Exercise: From the entries that follow, list every line in which the string "link" appears.

Stored data entries
※ ※ ※

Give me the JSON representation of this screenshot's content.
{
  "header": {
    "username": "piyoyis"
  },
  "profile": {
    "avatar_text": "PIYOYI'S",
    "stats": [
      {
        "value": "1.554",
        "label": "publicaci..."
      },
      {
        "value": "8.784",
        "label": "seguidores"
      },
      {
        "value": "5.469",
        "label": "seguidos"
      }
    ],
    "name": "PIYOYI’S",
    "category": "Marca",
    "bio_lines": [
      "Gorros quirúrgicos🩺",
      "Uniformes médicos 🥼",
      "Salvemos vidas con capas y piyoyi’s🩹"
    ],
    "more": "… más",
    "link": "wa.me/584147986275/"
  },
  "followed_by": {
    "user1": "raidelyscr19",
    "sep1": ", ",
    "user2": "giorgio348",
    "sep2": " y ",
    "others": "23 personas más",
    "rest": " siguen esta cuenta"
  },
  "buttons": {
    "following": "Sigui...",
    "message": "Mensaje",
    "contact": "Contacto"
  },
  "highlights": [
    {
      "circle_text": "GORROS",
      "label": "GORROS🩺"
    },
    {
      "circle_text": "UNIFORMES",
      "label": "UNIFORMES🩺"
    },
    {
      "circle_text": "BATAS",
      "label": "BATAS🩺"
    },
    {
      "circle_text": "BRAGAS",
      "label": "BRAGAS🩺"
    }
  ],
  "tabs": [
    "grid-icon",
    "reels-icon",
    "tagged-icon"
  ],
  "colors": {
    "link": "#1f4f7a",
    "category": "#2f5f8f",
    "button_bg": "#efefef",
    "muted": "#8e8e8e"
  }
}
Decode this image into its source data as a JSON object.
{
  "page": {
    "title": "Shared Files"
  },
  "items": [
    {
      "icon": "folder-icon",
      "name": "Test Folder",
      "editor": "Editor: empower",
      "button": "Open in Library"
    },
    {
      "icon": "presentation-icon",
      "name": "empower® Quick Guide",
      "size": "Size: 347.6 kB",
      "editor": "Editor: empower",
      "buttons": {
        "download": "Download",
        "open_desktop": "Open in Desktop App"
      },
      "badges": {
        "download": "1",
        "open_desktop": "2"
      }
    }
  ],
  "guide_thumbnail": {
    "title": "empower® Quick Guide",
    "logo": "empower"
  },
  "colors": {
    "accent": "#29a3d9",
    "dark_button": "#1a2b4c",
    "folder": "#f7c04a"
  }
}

※ ※ ※

Response below:
    "link": "wa.me/584147986275/"
    "link": "#1f4f7a",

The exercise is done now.